▸ Exercise details
In the records that follow, locate every line with "Aero" and extract it.

— Begin Task material —

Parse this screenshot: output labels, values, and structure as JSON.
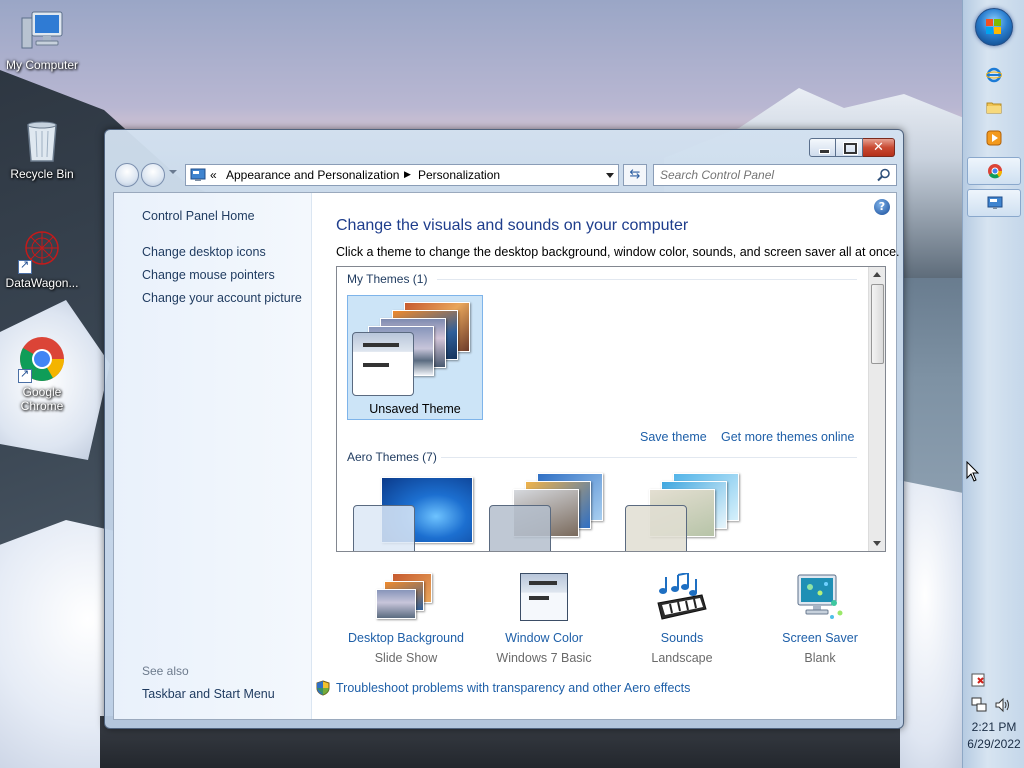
{
  "desktop": {
    "icons": [
      {
        "label": "My Computer"
      },
      {
        "label": "Recycle Bin"
      },
      {
        "label": "DataWagon..."
      },
      {
        "label": "Google Chrome"
      }
    ]
  },
  "window": {
    "address": {
      "overflow": "«",
      "crumb1": "Appearance and Personalization",
      "crumb2": "Personalization"
    },
    "search_placeholder": "Search Control Panel",
    "left_pane": {
      "home": "Control Panel Home",
      "links": [
        "Change desktop icons",
        "Change mouse pointers",
        "Change your account picture"
      ],
      "see_also_header": "See also",
      "see_also": [
        "Taskbar and Start Menu"
      ]
    },
    "main": {
      "title": "Change the visuals and sounds on your computer",
      "subtitle": "Click a theme to change the desktop background, window color, sounds, and screen saver all at once.",
      "my_themes_header": "My Themes (1)",
      "unsaved_theme": "Unsaved Theme",
      "save_theme": "Save theme",
      "get_more": "Get more themes online",
      "aero_themes_header": "Aero Themes (7)"
    },
    "bottom": [
      {
        "label": "Desktop Background",
        "value": "Slide Show"
      },
      {
        "label": "Window Color",
        "value": "Windows 7 Basic"
      },
      {
        "label": "Sounds",
        "value": "Landscape"
      },
      {
        "label": "Screen Saver",
        "value": "Blank"
      }
    ],
    "troubleshoot": "Troubleshoot problems with transparency and other Aero effects"
  },
  "taskbar": {
    "time": "2:21 PM",
    "date": "6/29/2022"
  }
}
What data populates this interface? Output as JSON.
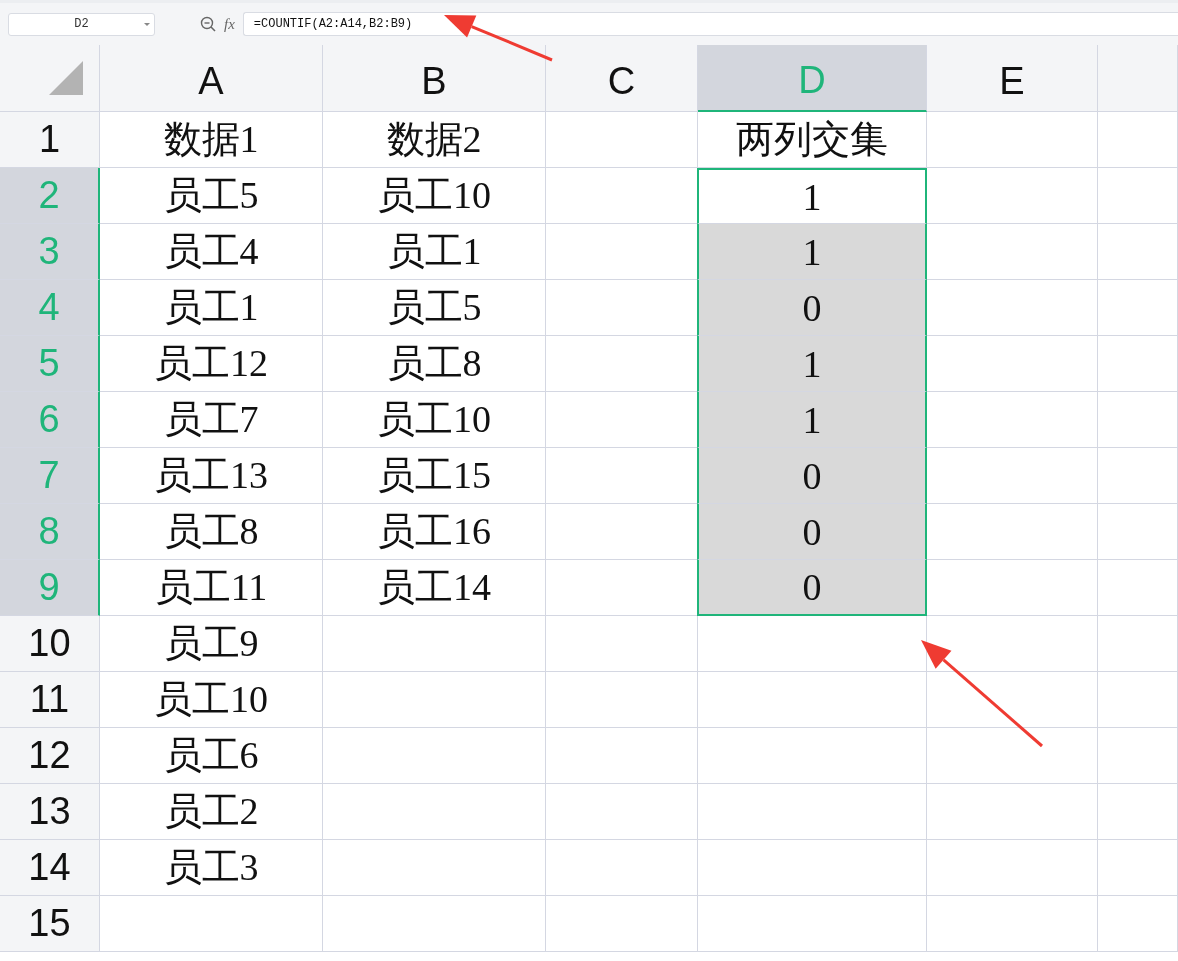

— End Task material —

▸ Written solution
      "aero_themes_header": "Aero Themes (7)"
    "troubleshoot": "Troubleshoot problems with transparency and other Aero effects"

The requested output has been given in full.